Given request: Transcribe all records exactly.

=== Supplied data ===

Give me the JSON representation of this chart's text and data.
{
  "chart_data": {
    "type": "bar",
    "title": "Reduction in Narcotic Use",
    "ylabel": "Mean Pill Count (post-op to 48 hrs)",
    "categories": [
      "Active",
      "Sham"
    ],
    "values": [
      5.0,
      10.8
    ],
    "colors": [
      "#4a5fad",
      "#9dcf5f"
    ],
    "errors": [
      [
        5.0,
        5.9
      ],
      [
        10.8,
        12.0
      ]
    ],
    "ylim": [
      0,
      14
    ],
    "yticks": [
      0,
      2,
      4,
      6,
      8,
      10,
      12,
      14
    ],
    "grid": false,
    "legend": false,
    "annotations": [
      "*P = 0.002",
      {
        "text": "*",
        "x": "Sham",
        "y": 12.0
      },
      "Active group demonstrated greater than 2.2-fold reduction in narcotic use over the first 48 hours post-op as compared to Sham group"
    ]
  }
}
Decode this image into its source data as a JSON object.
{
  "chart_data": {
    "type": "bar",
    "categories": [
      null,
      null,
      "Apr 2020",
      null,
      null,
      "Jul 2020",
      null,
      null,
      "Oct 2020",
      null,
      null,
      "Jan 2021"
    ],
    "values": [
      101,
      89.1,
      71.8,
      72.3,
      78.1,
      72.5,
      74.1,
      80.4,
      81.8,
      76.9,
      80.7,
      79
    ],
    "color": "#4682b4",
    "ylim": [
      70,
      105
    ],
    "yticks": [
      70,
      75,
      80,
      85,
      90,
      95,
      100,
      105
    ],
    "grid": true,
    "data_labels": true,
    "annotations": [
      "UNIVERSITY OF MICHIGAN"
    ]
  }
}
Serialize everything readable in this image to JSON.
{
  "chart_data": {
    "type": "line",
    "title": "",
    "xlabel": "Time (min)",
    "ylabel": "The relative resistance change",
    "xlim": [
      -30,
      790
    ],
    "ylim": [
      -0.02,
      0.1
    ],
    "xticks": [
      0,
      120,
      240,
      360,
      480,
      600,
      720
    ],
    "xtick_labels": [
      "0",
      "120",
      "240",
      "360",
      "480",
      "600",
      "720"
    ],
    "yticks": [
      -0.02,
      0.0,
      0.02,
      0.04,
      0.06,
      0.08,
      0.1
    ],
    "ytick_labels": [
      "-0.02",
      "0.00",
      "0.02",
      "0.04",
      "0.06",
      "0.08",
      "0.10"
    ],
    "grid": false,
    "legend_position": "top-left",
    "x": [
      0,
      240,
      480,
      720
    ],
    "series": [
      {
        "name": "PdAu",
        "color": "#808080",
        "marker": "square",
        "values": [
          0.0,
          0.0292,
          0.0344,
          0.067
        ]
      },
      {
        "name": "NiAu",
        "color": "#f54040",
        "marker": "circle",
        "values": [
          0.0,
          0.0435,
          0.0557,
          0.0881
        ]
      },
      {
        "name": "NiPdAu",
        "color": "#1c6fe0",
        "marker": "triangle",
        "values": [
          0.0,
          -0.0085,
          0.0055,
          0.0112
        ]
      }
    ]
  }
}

===

Output:
Give me the JSON representation of this chart's text and data.
{
  "chart_data": {
    "type": "bar",
    "title": "Reduction in Narcotic Use",
    "ylabel": "Mean Pill Count (post-op to 48 hrs)",
    "categories": [
      "Active",
      "Sham"
    ],
    "values": [
      5.0,
      10.8
    ],
    "colors": [
      "#4a5fad",
      "#9dcf5f"
    ],
    "errors": [
      [
        5.0,
        5.9
      ],
      [
        10.8,
        12.0
      ]
    ],
    "ylim": [
      0,
      14
    ],
    "yticks": [
      0,
      2,
      4,
      6,
      8,
      10,
      12,
      14
    ],
    "grid": false,
    "legend": false,
    "annotations": [
      "*P = 0.002",
      {
        "text": "*",
        "x": "Sham",
        "y": 12.0
      },
      "Active group demonstrated greater than 2.2-fold reduction in narcotic use over the first 48 hours post-op as compared to Sham group"
    ]
  }
}
Decode this image into its source data as a JSON object.
{
  "chart_data": {
    "type": "bar",
    "categories": [
      null,
      null,
      "Apr 2020",
      null,
      null,
      "Jul 2020",
      null,
      null,
      "Oct 2020",
      null,
      null,
      "Jan 2021"
    ],
    "values": [
      101,
      89.1,
      71.8,
      72.3,
      78.1,
      72.5,
      74.1,
      80.4,
      81.8,
      76.9,
      80.7,
      79
    ],
    "color": "#4682b4",
    "ylim": [
      70,
      105
    ],
    "yticks": [
      70,
      75,
      80,
      85,
      90,
      95,
      100,
      105
    ],
    "grid": true,
    "data_labels": true,
    "annotations": [
      "UNIVERSITY OF MICHIGAN"
    ]
  }
}
Serialize everything readable in this image to JSON.
{
  "chart_data": {
    "type": "line",
    "title": "",
    "xlabel": "Time (min)",
    "ylabel": "The relative resistance change",
    "xlim": [
      -30,
      790
    ],
    "ylim": [
      -0.02,
      0.1
    ],
    "xticks": [
      0,
      120,
      240,
      360,
      480,
      600,
      720
    ],
    "xtick_labels": [
      "0",
      "120",
      "240",
      "360",
      "480",
      "600",
      "720"
    ],
    "yticks": [
      -0.02,
      0.0,
      0.02,
      0.04,
      0.06,
      0.08,
      0.1
    ],
    "ytick_labels": [
      "-0.02",
      "0.00",
      "0.02",
      "0.04",
      "0.06",
      "0.08",
      "0.10"
    ],
    "grid": false,
    "legend_position": "top-left",
    "x": [
      0,
      240,
      480,
      720
    ],
    "series": [
      {
        "name": "PdAu",
        "color": "#808080",
        "marker": "square",
        "values": [
          0.0,
          0.0292,
          0.0344,
          0.067
        ]
      },
      {
        "name": "NiAu",
        "color": "#f54040",
        "marker": "circle",
        "values": [
          0.0,
          0.0435,
          0.0557,
          0.0881
        ]
      },
      {
        "name": "NiPdAu",
        "color": "#1c6fe0",
        "marker": "triangle",
        "values": [
          0.0,
          -0.0085,
          0.0055,
          0.0112
        ]
      }
    ]
  }
}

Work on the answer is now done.